#### DIRECTION
Each record is to be transcribed exactly.
========================================================================
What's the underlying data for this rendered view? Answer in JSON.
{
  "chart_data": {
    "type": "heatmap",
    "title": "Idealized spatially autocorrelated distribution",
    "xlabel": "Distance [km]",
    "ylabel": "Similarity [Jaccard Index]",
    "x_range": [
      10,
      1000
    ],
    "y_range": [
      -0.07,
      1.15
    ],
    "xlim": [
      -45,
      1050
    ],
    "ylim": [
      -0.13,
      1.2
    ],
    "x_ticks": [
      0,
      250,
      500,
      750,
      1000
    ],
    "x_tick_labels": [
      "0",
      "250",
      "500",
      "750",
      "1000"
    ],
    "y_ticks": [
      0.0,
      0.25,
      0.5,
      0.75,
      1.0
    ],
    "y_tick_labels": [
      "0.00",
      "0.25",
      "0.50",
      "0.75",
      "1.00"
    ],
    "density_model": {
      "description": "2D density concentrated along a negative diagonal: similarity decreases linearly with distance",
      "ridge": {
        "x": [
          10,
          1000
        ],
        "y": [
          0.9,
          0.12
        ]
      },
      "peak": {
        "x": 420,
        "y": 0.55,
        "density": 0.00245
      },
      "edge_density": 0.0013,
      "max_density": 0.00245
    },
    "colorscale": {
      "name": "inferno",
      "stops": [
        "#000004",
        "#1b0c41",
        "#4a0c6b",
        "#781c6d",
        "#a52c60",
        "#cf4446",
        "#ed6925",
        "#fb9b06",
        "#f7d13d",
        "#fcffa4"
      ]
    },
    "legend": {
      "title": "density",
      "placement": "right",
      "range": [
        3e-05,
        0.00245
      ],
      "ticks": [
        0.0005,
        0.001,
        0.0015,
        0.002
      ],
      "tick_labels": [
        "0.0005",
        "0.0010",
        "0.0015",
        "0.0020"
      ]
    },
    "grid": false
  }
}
========================================================================
#### FULL SOLUTION
What's the underlying data for this rendered view? Answer in JSON.
{
  "chart_data": {
    "type": "heatmap",
    "title": "Idealized spatially autocorrelated distribution",
    "xlabel": "Distance [km]",
    "ylabel": "Similarity [Jaccard Index]",
    "x_range": [
      10,
      1000
    ],
    "y_range": [
      -0.07,
      1.15
    ],
    "xlim": [
      -45,
      1050
    ],
    "ylim": [
      -0.13,
      1.2
    ],
    "x_ticks": [
      0,
      250,
      500,
      750,
      1000
    ],
    "x_tick_labels": [
      "0",
      "250",
      "500",
      "750",
      "1000"
    ],
    "y_ticks": [
      0.0,
      0.25,
      0.5,
      0.75,
      1.0
    ],
    "y_tick_labels": [
      "0.00",
      "0.25",
      "0.50",
      "0.75",
      "1.00"
    ],
    "density_model": {
      "description": "2D density concentrated along a negative diagonal: similarity decreases linearly with distance",
      "ridge": {
        "x": [
          10,
          1000
        ],
        "y": [
          0.9,
          0.12
        ]
      },
      "peak": {
        "x": 420,
        "y": 0.55,
        "density": 0.00245
      },
      "edge_density": 0.0013,
      "max_density": 0.00245
    },
    "colorscale": {
      "name": "inferno",
      "stops": [
        "#000004",
        "#1b0c41",
        "#4a0c6b",
        "#781c6d",
        "#a52c60",
        "#cf4446",
        "#ed6925",
        "#fb9b06",
        "#f7d13d",
        "#fcffa4"
      ]
    },
    "legend": {
      "title": "density",
      "placement": "right",
      "range": [
        3e-05,
        0.00245
      ],
      "ticks": [
        0.0005,
        0.001,
        0.0015,
        0.002
      ],
      "tick_labels": [
        "0.0005",
        "0.0010",
        "0.0015",
        "0.0020"
      ]
    },
    "grid": false
  }
}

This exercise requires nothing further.